## Data to use
>> begin

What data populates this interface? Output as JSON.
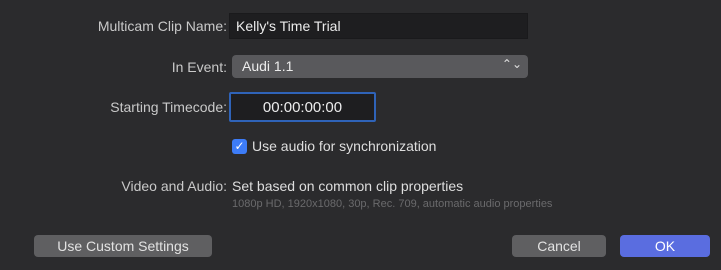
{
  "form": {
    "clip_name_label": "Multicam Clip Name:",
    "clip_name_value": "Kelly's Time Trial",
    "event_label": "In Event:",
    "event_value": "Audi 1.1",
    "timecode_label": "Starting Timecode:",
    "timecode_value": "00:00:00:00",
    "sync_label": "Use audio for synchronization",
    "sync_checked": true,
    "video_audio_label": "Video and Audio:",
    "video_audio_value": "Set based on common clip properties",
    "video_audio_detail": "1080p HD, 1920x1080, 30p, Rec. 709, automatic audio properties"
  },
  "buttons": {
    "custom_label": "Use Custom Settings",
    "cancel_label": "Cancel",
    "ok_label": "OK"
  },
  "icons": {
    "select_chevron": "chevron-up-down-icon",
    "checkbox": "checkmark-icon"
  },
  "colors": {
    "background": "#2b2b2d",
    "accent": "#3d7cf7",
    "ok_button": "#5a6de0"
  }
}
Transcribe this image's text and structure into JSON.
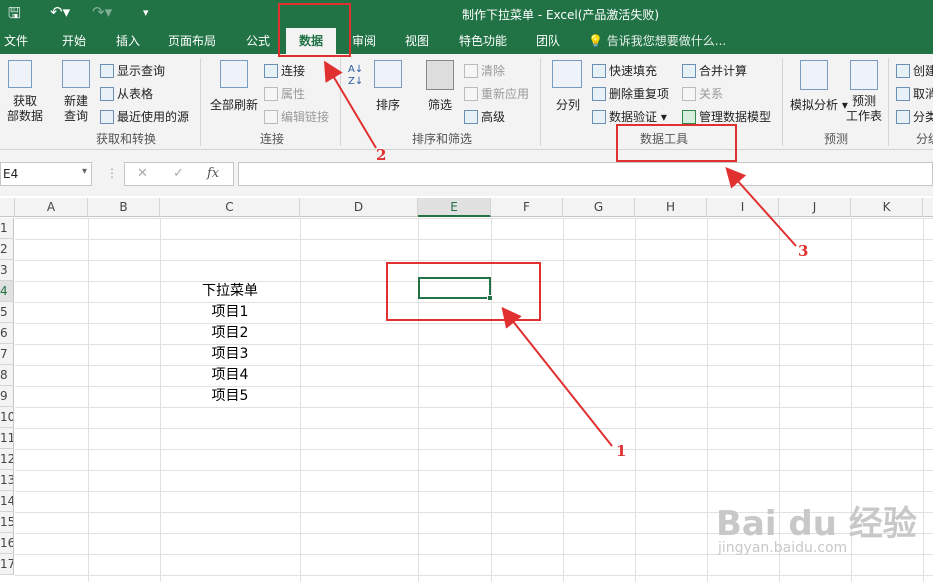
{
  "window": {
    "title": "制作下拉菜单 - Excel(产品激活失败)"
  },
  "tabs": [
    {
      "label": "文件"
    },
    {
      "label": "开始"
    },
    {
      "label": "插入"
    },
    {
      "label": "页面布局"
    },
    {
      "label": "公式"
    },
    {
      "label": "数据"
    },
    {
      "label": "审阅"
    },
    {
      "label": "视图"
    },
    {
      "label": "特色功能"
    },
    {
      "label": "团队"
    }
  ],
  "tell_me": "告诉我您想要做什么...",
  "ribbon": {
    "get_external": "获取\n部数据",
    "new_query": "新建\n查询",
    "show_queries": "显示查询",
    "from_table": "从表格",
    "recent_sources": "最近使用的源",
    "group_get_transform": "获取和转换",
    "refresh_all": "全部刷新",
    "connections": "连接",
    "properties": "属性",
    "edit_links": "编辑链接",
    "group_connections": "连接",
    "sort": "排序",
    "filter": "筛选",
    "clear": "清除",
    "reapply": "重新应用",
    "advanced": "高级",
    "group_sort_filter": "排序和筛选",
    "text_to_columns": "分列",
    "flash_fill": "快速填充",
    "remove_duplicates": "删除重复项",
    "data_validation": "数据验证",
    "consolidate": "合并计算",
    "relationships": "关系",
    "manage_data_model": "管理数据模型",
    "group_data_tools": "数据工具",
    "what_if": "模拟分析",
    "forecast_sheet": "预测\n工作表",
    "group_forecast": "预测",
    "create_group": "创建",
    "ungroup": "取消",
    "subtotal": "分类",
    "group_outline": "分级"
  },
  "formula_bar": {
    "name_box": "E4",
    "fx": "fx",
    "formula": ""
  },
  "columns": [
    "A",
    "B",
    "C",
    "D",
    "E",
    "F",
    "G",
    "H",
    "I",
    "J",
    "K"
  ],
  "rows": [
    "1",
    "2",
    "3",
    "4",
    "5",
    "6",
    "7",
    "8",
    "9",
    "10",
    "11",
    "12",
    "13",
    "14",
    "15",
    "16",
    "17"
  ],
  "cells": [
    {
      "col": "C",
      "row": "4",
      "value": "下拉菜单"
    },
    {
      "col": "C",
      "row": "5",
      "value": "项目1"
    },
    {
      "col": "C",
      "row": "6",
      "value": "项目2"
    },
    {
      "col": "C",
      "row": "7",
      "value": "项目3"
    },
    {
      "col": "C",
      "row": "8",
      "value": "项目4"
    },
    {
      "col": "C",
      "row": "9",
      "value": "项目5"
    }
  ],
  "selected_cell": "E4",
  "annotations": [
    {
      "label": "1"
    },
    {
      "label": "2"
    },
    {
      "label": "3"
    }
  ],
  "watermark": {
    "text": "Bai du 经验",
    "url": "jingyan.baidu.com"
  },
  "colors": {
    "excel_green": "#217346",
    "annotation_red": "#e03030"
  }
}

>> end
>> begin

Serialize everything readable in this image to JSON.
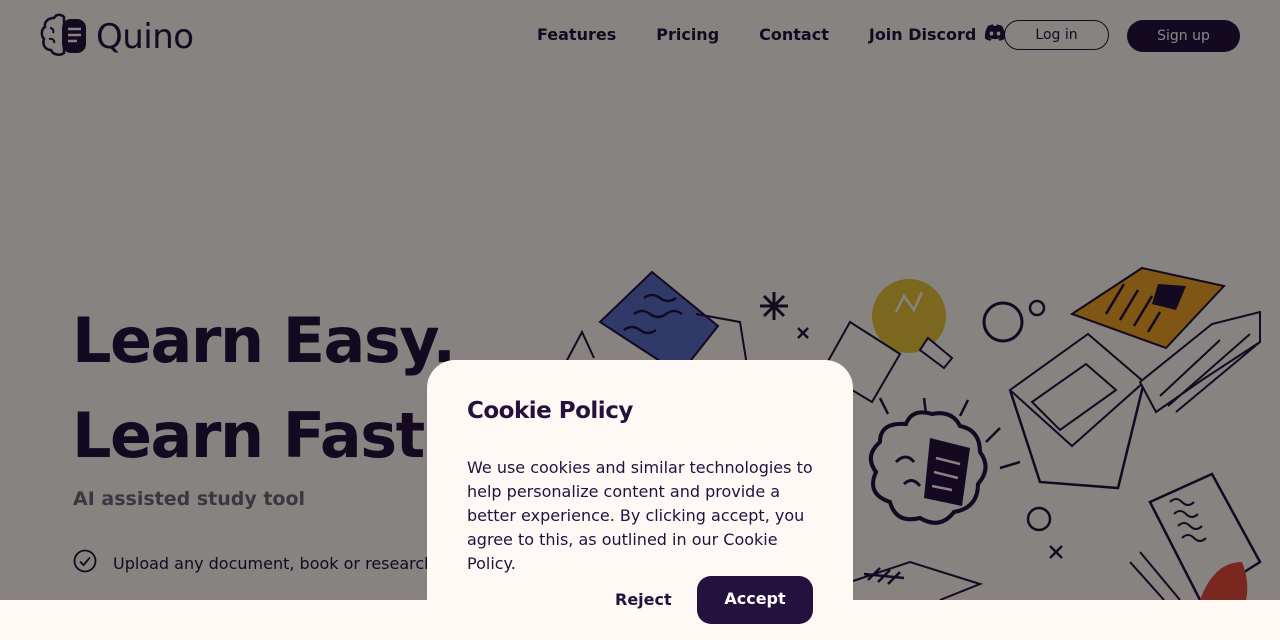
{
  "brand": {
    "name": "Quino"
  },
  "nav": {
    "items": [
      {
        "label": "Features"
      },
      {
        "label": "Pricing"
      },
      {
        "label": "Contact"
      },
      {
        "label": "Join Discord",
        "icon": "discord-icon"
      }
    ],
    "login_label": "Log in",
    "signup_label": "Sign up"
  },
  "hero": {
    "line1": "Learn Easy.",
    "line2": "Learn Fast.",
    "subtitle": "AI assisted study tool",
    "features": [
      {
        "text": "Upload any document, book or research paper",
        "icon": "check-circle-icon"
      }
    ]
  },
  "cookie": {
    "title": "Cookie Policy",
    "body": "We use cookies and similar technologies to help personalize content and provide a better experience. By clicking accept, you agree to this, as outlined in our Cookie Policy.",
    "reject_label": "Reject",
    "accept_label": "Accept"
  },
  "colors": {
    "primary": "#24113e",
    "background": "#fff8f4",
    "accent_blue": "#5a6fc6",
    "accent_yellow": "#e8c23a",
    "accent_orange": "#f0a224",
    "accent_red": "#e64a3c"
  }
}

>> end
>> begin

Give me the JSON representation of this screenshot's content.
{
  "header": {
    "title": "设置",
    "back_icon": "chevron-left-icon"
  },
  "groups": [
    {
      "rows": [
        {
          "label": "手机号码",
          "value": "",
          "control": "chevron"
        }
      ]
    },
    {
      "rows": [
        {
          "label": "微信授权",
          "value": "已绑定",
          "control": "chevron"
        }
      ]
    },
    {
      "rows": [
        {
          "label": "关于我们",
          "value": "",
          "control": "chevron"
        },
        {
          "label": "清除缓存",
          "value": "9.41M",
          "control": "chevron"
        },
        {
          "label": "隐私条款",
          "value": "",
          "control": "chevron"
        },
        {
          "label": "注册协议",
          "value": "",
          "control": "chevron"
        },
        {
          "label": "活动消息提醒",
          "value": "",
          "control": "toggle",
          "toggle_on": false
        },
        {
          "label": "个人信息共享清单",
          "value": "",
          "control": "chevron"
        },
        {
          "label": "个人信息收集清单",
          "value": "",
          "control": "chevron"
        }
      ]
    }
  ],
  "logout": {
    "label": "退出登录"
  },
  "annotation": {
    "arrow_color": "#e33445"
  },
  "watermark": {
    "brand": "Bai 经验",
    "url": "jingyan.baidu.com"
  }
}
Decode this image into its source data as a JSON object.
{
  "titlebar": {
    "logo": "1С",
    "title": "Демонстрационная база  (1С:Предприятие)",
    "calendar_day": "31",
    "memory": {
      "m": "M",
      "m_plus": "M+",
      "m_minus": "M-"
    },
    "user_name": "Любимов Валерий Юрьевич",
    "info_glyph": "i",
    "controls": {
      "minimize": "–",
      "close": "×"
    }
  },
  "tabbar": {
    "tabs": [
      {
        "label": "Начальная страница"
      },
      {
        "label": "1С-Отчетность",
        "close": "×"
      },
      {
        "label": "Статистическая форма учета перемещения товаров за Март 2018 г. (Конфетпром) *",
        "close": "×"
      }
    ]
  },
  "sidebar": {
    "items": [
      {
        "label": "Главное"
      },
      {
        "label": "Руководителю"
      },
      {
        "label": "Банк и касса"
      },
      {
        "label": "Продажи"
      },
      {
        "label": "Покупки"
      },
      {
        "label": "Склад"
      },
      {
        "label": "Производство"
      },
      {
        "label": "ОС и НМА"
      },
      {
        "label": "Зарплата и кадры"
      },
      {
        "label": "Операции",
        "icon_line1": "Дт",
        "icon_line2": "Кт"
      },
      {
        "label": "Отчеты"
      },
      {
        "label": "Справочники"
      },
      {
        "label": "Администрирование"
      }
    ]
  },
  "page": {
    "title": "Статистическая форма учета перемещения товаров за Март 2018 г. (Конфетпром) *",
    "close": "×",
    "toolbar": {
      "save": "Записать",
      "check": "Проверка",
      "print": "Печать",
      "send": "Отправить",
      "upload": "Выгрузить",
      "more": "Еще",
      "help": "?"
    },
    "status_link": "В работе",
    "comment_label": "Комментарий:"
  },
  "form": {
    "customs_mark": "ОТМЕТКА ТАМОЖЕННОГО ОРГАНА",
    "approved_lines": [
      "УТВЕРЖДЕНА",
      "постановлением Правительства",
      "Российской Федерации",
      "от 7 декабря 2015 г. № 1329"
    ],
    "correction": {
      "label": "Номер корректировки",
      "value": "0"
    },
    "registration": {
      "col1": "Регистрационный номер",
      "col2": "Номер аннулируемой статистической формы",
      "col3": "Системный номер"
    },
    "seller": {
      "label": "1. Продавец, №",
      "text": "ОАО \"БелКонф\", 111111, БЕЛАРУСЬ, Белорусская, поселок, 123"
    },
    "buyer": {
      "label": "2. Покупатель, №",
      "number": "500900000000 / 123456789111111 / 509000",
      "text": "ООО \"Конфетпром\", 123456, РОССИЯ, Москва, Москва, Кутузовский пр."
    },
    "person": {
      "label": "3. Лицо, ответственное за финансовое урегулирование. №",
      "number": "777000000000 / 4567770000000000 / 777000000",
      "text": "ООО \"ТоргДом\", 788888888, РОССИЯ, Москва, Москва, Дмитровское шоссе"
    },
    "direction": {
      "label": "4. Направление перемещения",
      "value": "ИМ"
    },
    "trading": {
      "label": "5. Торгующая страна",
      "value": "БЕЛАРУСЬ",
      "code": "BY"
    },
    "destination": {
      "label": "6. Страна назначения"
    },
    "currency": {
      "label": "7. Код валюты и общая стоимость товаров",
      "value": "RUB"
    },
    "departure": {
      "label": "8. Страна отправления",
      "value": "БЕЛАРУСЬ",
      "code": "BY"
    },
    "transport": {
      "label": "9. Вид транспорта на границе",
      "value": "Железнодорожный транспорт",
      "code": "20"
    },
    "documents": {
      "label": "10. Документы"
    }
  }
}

>> end

## What you are asked to do
Tally how many lines in the material above hold the word "properties". Write only that number.

## Solution to this task
3